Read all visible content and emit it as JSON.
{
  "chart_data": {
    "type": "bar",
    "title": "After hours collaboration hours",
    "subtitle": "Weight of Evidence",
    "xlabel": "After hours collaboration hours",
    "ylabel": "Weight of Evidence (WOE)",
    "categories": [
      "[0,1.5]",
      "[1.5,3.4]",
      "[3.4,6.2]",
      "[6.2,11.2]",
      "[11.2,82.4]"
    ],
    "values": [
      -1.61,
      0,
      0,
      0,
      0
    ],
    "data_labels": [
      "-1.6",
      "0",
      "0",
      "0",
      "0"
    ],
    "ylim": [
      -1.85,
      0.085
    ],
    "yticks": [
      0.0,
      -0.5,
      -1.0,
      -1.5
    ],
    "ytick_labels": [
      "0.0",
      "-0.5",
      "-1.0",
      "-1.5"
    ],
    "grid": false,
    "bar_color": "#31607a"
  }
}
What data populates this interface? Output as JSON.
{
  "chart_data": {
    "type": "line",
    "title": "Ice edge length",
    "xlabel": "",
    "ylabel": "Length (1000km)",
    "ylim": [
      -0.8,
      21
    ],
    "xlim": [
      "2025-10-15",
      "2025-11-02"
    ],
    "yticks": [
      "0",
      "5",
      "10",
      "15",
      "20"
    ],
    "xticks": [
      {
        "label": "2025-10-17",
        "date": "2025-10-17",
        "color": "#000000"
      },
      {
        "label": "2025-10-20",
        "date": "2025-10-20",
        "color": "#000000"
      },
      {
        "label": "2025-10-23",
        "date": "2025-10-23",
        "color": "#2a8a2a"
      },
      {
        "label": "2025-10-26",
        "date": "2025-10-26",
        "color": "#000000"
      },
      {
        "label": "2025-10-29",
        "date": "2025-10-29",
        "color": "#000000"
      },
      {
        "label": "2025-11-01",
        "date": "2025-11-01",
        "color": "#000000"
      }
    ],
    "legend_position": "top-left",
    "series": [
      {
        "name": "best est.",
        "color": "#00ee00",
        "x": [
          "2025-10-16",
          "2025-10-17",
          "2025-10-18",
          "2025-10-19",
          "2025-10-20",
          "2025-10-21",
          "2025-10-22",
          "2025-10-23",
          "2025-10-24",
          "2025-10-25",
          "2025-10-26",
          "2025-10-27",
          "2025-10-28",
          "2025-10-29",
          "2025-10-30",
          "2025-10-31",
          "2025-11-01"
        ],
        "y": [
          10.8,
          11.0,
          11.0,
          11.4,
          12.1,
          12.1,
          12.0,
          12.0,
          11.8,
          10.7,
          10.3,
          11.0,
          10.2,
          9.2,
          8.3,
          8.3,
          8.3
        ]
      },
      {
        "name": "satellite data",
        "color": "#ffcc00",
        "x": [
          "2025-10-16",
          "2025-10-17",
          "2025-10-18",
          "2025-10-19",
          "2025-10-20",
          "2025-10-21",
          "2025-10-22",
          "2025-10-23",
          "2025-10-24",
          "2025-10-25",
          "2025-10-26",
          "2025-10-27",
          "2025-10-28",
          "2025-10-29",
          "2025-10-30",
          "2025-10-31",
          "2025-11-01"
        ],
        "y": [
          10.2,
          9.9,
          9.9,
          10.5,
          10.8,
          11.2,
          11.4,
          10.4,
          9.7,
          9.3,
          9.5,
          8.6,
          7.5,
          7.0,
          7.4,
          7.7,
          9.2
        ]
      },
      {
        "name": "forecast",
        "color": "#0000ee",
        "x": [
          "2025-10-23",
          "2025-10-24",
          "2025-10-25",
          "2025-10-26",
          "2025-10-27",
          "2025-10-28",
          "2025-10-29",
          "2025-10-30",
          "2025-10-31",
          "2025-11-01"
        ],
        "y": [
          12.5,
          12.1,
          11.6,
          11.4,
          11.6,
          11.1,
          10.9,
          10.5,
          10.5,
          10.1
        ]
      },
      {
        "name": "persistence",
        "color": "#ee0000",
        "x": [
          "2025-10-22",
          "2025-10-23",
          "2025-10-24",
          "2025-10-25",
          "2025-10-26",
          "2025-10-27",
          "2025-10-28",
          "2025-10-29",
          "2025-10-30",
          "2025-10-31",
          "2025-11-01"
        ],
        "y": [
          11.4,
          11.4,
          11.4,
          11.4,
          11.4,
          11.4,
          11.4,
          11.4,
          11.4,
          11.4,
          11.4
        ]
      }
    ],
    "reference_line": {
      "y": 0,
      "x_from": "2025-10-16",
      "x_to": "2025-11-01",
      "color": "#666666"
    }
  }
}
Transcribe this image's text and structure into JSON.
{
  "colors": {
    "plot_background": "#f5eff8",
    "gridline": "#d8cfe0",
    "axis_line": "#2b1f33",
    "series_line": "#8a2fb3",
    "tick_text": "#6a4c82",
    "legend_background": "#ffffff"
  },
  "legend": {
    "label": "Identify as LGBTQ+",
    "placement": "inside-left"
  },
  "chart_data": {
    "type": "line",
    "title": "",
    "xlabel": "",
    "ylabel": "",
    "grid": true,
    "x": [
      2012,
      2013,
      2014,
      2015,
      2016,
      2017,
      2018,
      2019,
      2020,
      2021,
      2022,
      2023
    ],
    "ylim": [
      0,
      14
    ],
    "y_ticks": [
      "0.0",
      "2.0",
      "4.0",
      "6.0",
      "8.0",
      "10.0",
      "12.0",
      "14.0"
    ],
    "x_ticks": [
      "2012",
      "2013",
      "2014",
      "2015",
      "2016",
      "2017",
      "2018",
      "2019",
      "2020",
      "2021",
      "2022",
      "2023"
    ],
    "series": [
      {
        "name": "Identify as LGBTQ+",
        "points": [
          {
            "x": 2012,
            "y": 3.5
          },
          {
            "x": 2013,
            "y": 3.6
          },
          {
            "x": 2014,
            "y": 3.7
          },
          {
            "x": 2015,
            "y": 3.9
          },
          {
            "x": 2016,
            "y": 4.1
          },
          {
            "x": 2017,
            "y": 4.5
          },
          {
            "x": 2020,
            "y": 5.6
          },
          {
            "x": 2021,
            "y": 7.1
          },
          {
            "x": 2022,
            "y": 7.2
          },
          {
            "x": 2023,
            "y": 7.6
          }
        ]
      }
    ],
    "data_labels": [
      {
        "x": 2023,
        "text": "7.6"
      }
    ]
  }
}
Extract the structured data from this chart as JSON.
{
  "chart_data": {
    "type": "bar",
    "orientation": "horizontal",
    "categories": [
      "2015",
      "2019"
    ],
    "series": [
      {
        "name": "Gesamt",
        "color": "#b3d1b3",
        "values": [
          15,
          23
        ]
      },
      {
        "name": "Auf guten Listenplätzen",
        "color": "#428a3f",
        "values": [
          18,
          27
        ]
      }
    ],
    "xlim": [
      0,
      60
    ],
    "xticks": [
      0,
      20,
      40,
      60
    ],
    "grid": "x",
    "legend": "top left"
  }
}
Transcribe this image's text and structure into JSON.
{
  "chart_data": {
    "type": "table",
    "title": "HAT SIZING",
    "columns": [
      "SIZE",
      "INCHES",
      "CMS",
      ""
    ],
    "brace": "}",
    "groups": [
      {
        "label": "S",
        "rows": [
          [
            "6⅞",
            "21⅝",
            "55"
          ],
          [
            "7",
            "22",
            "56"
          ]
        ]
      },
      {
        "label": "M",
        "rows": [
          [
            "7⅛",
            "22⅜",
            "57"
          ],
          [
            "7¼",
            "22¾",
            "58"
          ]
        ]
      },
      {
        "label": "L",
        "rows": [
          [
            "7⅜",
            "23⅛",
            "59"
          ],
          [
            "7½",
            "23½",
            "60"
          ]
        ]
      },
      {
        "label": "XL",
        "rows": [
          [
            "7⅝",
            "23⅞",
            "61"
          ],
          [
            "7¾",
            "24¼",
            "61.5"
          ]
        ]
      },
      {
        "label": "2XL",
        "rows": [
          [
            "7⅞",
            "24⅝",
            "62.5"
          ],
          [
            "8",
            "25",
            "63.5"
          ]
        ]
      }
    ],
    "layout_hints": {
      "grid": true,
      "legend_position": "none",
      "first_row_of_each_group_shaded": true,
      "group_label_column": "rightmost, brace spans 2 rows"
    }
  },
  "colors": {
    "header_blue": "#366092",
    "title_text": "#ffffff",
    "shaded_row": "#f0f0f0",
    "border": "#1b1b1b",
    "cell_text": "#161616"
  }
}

## Work to complete
Identify all lines in the records above with the word "left".

## Result
    "legend_position": "top-left",
    "placement": "inside-left"
    "legend": "top left"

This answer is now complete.